Yang Diharapkan:
Kutip tanpa perubahan bagian kolom tentang menjadi pendengar di bawah ini, antara "Pertama, saya memang" dan "waktunya untuk berbicara.", termasuk kedua bagian itu.

Senin, 30 Agustus 2021

 

Pendengar

Samuel Mulia ;  Penulis Kolom “PARODI” Kompas Minggu

KOMPAS, 29 Agustus 2021

 

 

                                                           

Kira-kira dua minggu belakangan ini, saya telah dijadikan sebagai pendengar yang ”baik” oleh beberapa orang. Awalnya, saya tak merasa demikian. Namun, setelah beberapa kali kejadian, termasuk saat saya sedang bercakap-cakap secara daring, pemikiran dipaksa menjadi pendengar itu muncul. Percakapan yang harusnya terjadi di antara dua manusia berakhir dengan saya lebih banyak mendengar daripada sama-sama aktif.

 

Tembok

 

Kejadiannya memuncak sampai pada suatu hari bersantap siang bersama seorang teman yang sudah cukup lama tak bertemu. Setelah acara makan siang yang membosankan itu selesai, saya benar-benar merasa kesal setengah mati mengapa saya seperti orang yang tak berdaya dijadikan pendengar.

 

Apalagi kalau kita sudah lama tak bertemu, bukankah sewajarnya ada keinginan kedua belah pihak mendengar cerita masing-masing dan bukan membuat yang satu menjadi pendengar bahwa usahanya sukses di tengah orang lain pada kesusahan? Mengapa saya kesal?

 

Pertama, saya memang orang yang dilahirkan bukan untuk menjadi pendengar. Apalagi menjadi pendengar yang baik. Saya ini sangat dominan, apa pun yang saya kerjakan. Meski belakangan sifat dominan itu sudah jauh berkurang. Meski demikian, saya tetap merasa menjadi pendengar bukan saya banget. Saya itu manusia yang senangnya menjadi pusat perhatian. Untuk menjadi pusat perhatian, saya merasa tak bisa hanya diam saja. Harus menyuarakan sesuatu.

 

Kedua, saya itu berpikir bahwa ketika saya atau Anda memutuskan untuk menghubungi seseorang dengan tujuan untuk bercakap-cakap, apa pun konten dari percakapan itu, maka percakapan atau obrolan atau diskusi harus dilaksanakan secara dua arah. Maksudnya, ada waktunya seseorang menjadi pendengar dan ada waktunya untuk berbicara.

Bahan:
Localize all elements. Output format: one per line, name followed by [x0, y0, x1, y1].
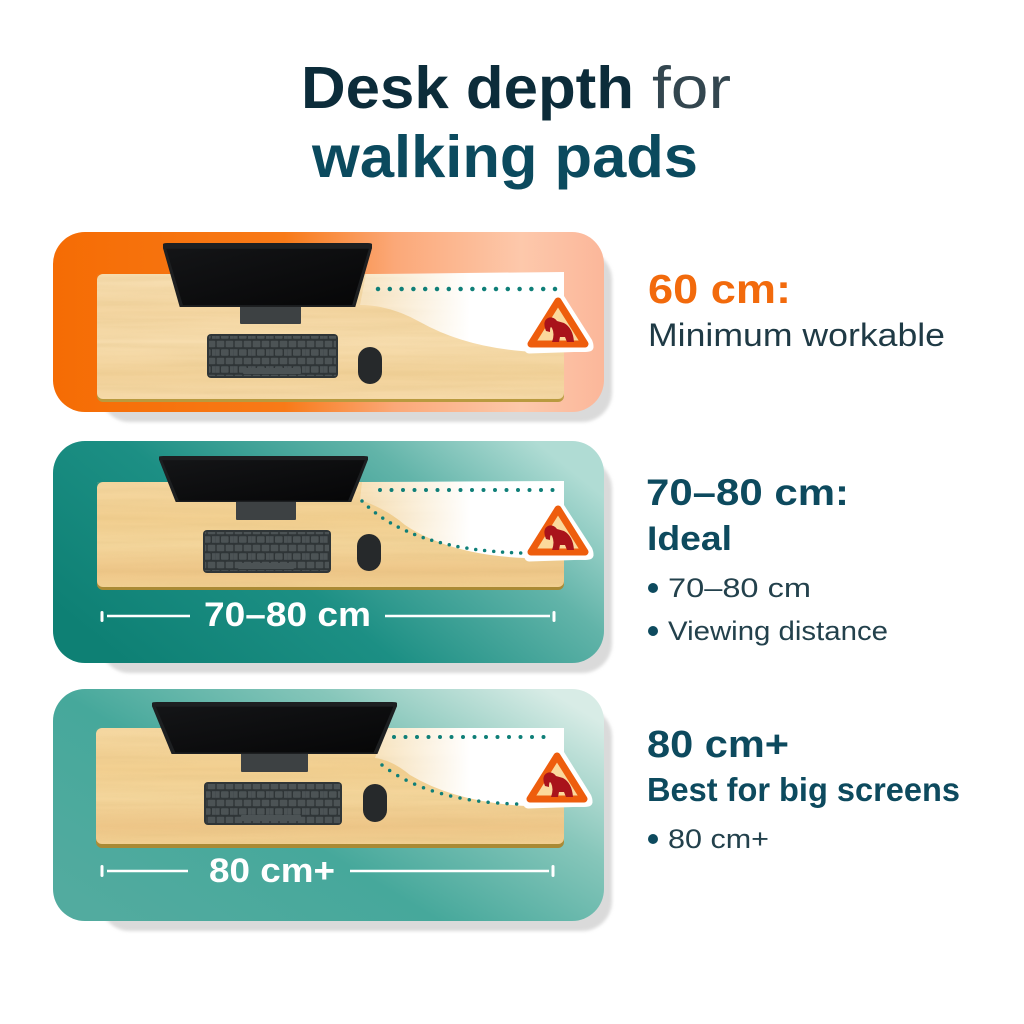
dimension: 70-80 cm: 70–80 cm — [204, 596, 371, 634]
title line two: walking pads — [311, 124, 698, 190]
text block: 60 cm: Minimum workable — [648, 317, 945, 353]
keyboard — [204, 782, 342, 825]
dimension: 80 cm+: 80 cm+ — [209, 852, 335, 890]
dimension: 70-80 cm — [100, 596, 556, 634]
text block: 80 cm+: 80 cm+ — [647, 724, 789, 766]
text block: 70-80 cm: Ideal — [647, 520, 732, 558]
viewing zone wedge — [360, 272, 593, 352]
viewing zone wedge — [375, 728, 592, 807]
text block: 80 cm+: Best for big screens — [647, 771, 960, 808]
monitor — [159, 456, 368, 520]
text block: 80 cm+ — [647, 724, 960, 854]
desk top — [96, 728, 564, 848]
title — [301, 55, 731, 190]
viewing zone wedge — [360, 481, 593, 560]
panel: 60 cm desk — [53, 232, 612, 422]
mouse — [363, 784, 387, 822]
dotted sight lines — [382, 737, 553, 804]
dotted sight lines — [362, 490, 556, 553]
warning sign — [528, 754, 588, 804]
desk top — [97, 274, 564, 402]
monitor — [152, 702, 397, 772]
monitor — [163, 243, 372, 324]
text block: 70-80 cm: 70–80 cm: — [646, 472, 849, 513]
warning sign — [529, 299, 589, 349]
warning sign — [529, 507, 589, 557]
dotted sight line — [378, 287, 556, 291]
text block: 70-80 cm: Viewing distance — [668, 616, 888, 646]
mouse — [357, 534, 381, 571]
mouse — [358, 347, 382, 384]
text block: 80 cm+: 80 cm+ — [668, 824, 769, 854]
keyboard — [203, 530, 331, 573]
keyboard — [207, 334, 338, 378]
panel: 80 cm+ desk — [53, 689, 612, 931]
dimension: 80 cm+ — [100, 852, 554, 890]
panel: 70-80 cm desk — [53, 441, 612, 673]
text block: 60 cm — [648, 266, 945, 353]
text block: 70-80 cm: 70–80 cm — [668, 573, 811, 603]
text block: 60 cm: 60 cm: — [648, 266, 791, 312]
title word: for: for — [652, 55, 731, 121]
text block: 70-80 cm — [646, 472, 888, 646]
desk top — [97, 482, 564, 590]
title line one: Desk depth — [301, 55, 634, 121]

Hasil Tugas:
Pertama, saya memang orang yang dilahirkan bukan untuk menjadi pendengar. Apalagi menjadi pendengar yang baik. Saya ini sangat dominan, apa pun yang saya kerjakan. Meski belakangan sifat dominan itu sudah jauh berkurang. Meski demikian, saya tetap merasa menjadi pendengar bukan saya banget. Saya itu manusia yang senangnya menjadi pusat perhatian. Untuk menjadi pusat perhatian, saya merasa tak bisa hanya diam saja. Harus menyuarakan sesuatu.

 

Kedua, saya itu berpikir bahwa ketika saya atau Anda memutuskan untuk menghubungi seseorang dengan tujuan untuk bercakap-cakap, apa pun konten dari percakapan itu, maka percakapan atau obrolan atau diskusi harus dilaksanakan secara dua arah. Maksudnya, ada waktunya seseorang menjadi pendengar dan ada waktunya untuk berbicara.